WHAT YOU HAVE TO DO:
Reproduce each line from the records that holds "shoreline".

★ ★ ★ ★

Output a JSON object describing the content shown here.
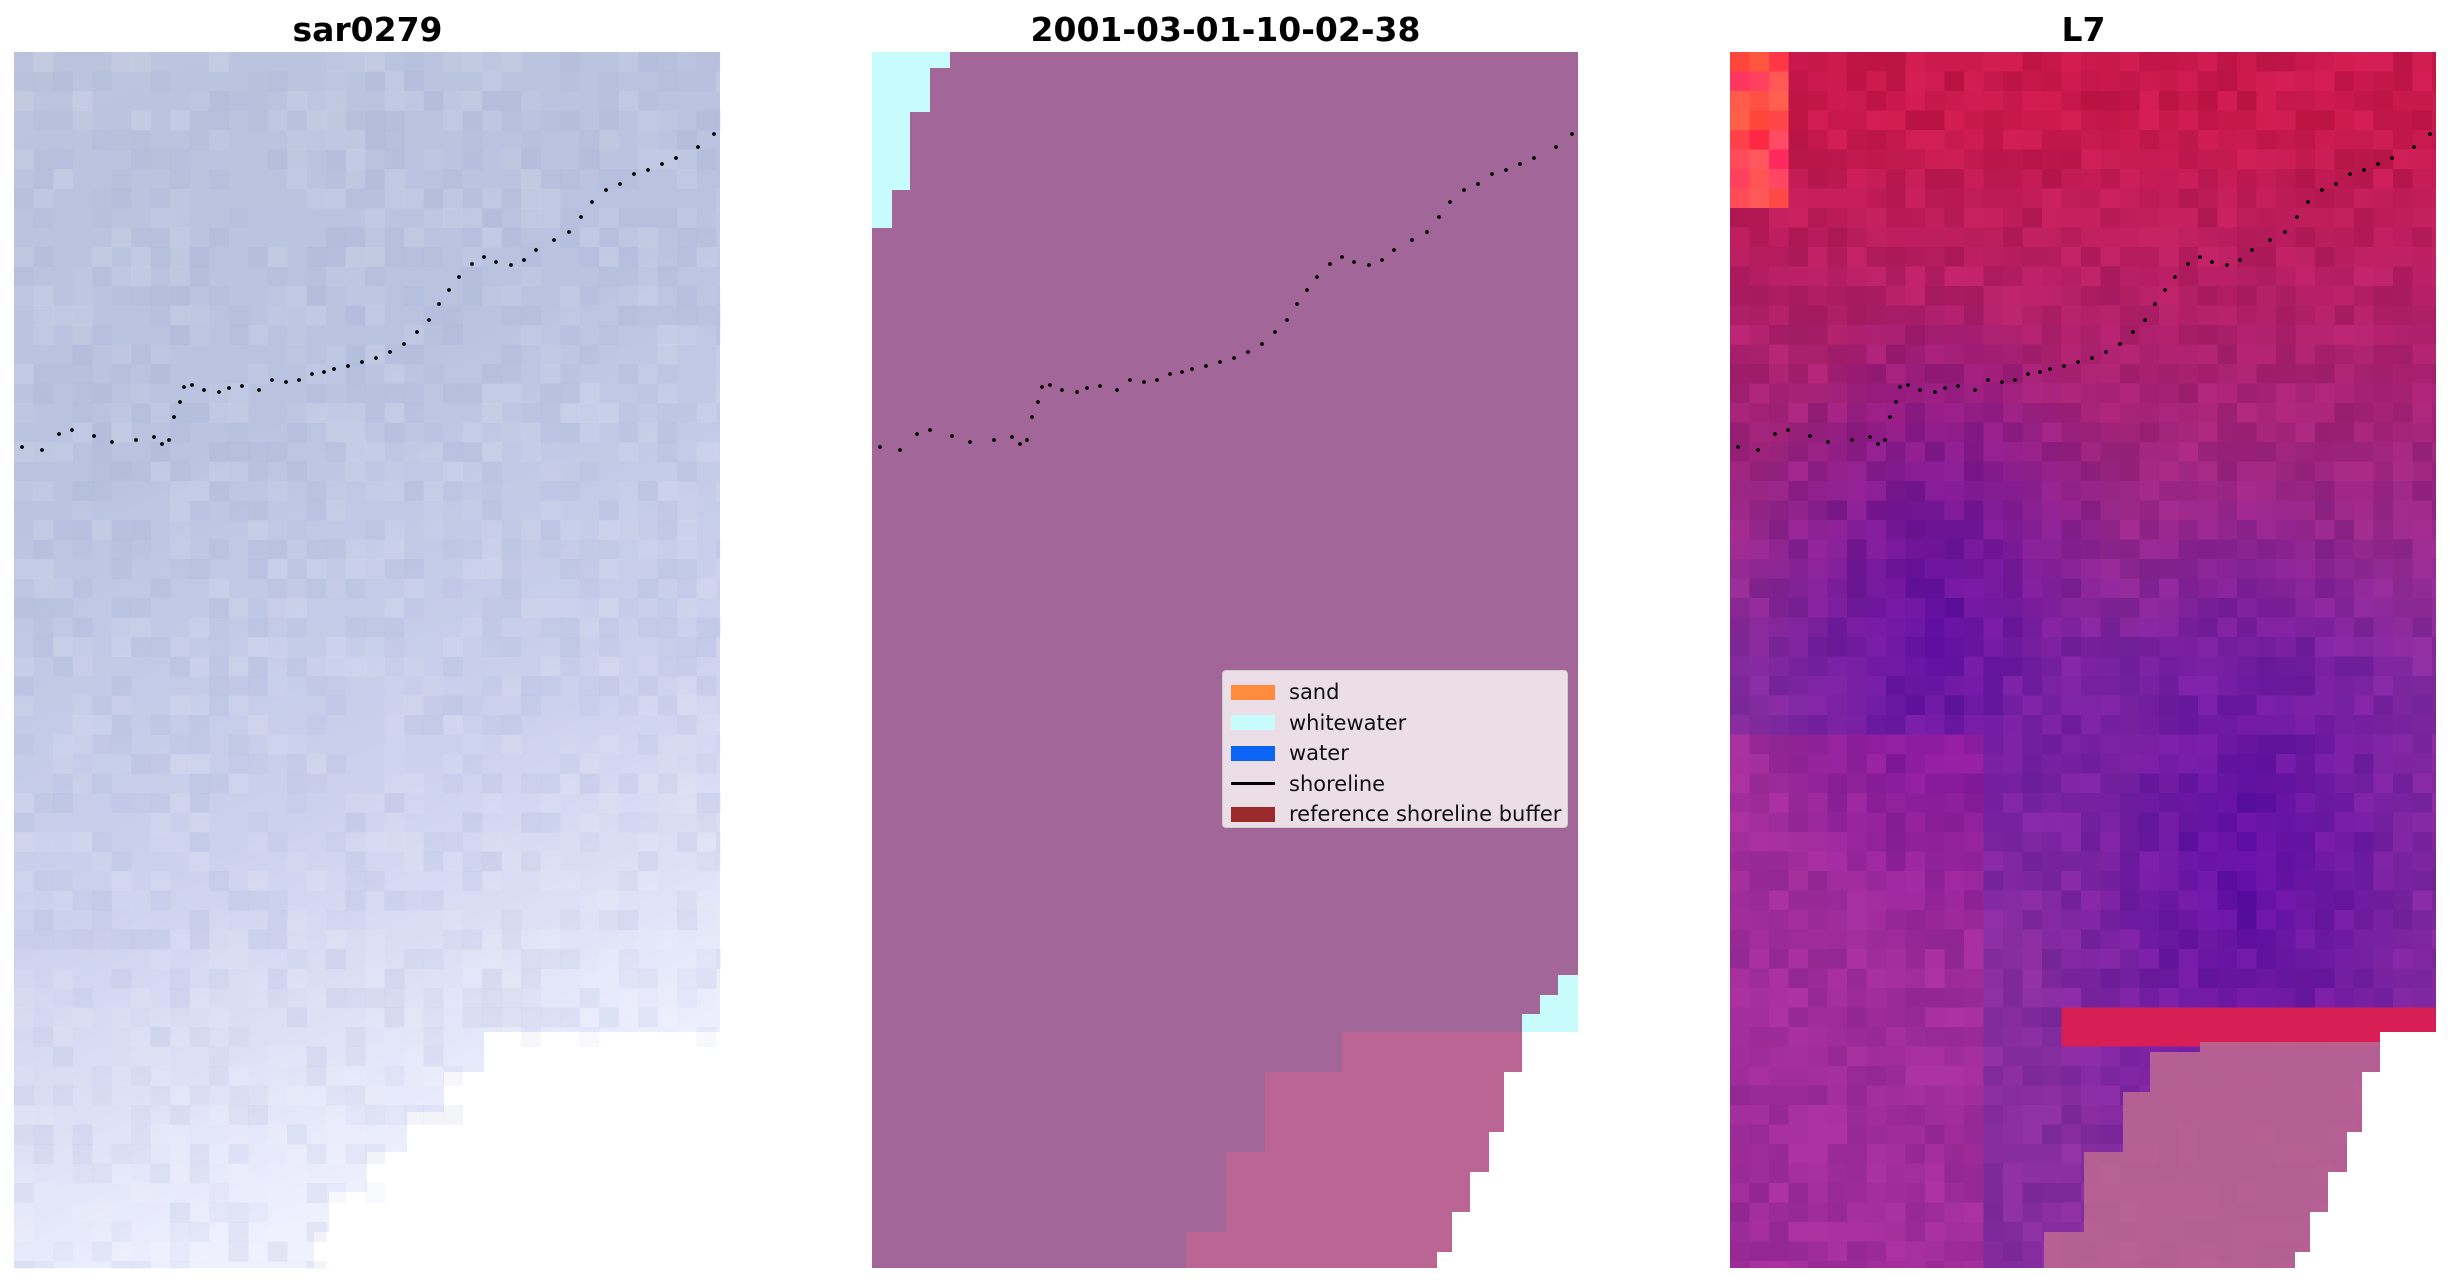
{
  "panels": [
    {
      "title": "sar0279",
      "kind": "rgb-image",
      "tint": "#c3c9e6"
    },
    {
      "title": "2001-03-01-10-02-38",
      "kind": "classified-image"
    },
    {
      "title": "L7",
      "kind": "index-image"
    }
  ],
  "colors": {
    "sand": "#ff8c3d",
    "whitewater": "#c8fcfc",
    "water": "#0a64f5",
    "shoreline": "#000000",
    "reference_buffer": "#9b2a2a",
    "classified_background": "#a36698",
    "classified_buffer_overlay": "#ba6593"
  },
  "legend": {
    "items": [
      {
        "label": "sand",
        "swatch": "box",
        "color": "#ff8c3d"
      },
      {
        "label": "whitewater",
        "swatch": "box",
        "color": "#c8fcfc"
      },
      {
        "label": "water",
        "swatch": "box",
        "color": "#0a64f5"
      },
      {
        "label": "shoreline",
        "swatch": "line",
        "color": "#000000"
      },
      {
        "label": "reference shoreline buffer",
        "swatch": "box",
        "color": "#9b2a2a"
      }
    ]
  }
}
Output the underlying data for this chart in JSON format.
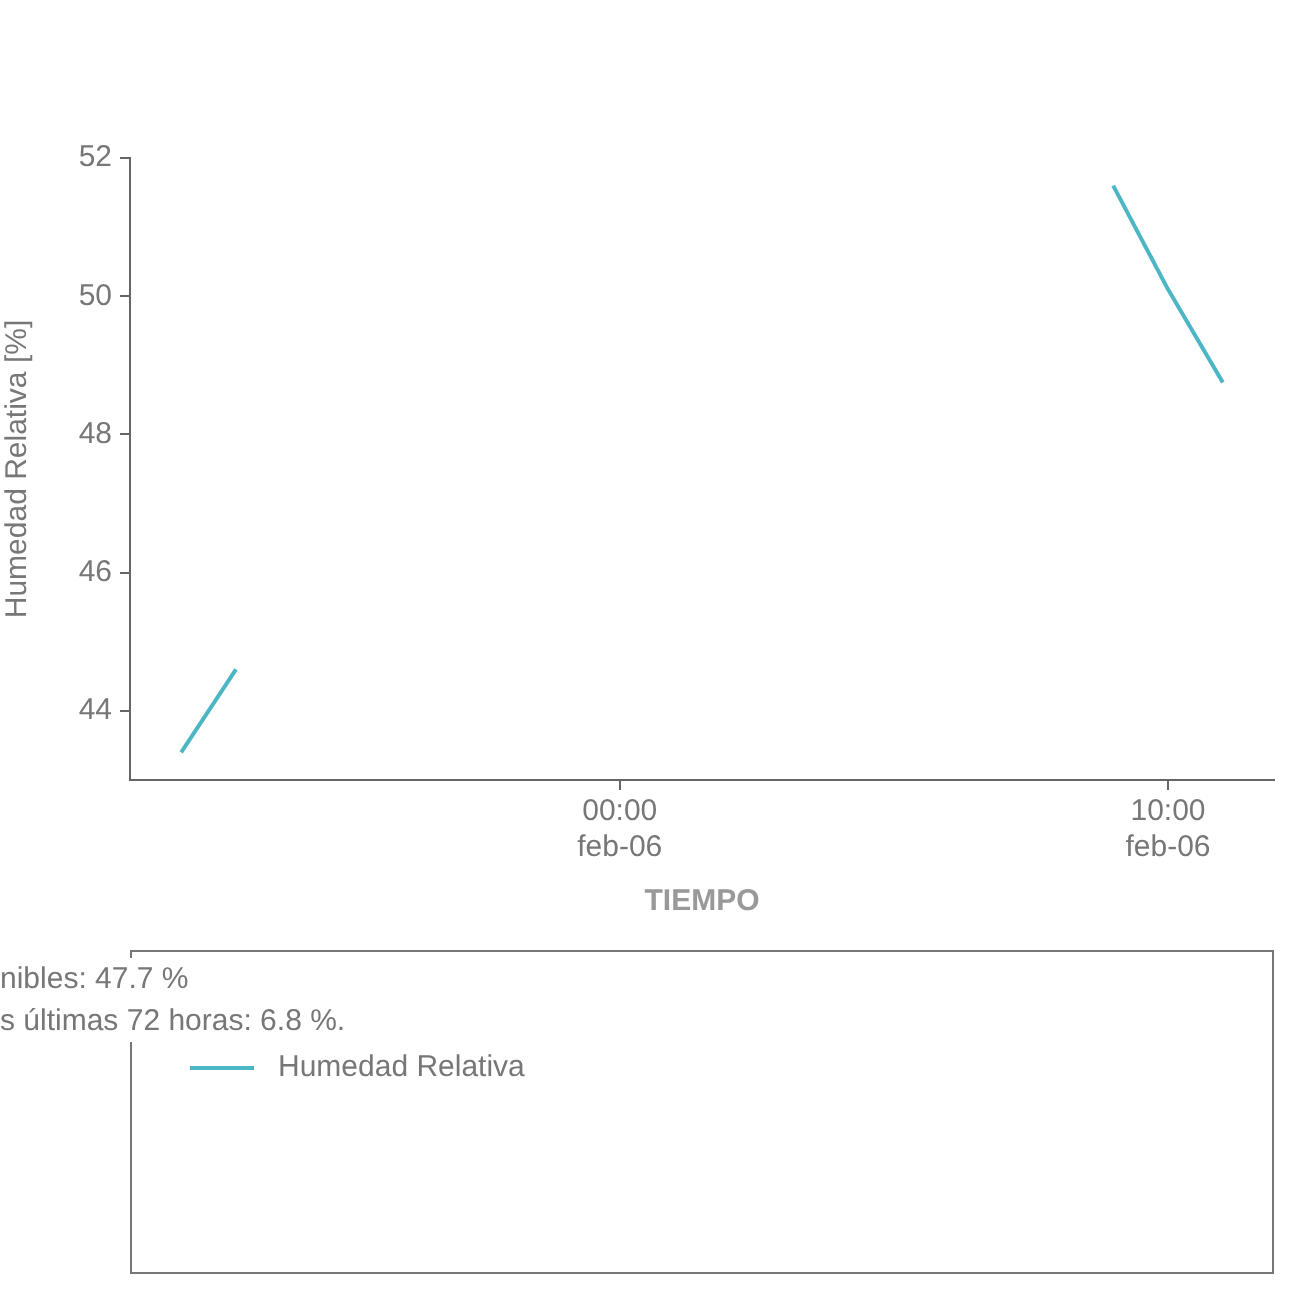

★ ★ ★ ★

ANSWER TO THIS PROBLEM:
    "shoreline": "#000000",
        "label": "shoreline",
        "label": "reference shoreline buffer",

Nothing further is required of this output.